» Goal
Each line in the entries below that holds the string "Signature" is to be listed.
#####
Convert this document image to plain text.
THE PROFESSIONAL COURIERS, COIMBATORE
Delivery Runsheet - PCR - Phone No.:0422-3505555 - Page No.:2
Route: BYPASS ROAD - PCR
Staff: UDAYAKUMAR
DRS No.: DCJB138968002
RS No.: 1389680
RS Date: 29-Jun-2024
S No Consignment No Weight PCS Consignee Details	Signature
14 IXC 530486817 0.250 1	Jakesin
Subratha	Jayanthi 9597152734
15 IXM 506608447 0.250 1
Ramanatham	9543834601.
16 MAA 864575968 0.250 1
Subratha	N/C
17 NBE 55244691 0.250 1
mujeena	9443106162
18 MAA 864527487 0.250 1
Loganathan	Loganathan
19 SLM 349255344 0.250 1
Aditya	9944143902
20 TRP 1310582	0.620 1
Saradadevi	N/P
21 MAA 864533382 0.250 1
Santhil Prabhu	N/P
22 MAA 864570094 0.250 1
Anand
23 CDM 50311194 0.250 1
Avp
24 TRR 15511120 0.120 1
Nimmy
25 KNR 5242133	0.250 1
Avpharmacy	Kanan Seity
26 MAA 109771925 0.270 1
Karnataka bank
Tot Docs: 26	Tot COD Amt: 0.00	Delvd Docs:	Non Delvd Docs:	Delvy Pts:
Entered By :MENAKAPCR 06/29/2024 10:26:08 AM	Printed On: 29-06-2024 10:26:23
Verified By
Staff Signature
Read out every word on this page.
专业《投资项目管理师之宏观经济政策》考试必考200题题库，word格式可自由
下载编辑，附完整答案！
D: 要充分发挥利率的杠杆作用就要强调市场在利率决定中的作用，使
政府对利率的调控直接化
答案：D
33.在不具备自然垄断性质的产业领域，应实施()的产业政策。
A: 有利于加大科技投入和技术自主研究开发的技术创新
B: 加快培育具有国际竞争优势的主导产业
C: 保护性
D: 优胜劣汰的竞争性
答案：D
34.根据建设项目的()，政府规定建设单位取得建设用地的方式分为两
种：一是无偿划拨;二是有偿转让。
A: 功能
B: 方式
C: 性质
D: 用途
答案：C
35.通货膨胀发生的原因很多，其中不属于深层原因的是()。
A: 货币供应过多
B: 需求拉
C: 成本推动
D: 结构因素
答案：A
#####
» Task output
S No Consignment No Weight PCS Consignee Details	Signature
Staff Signature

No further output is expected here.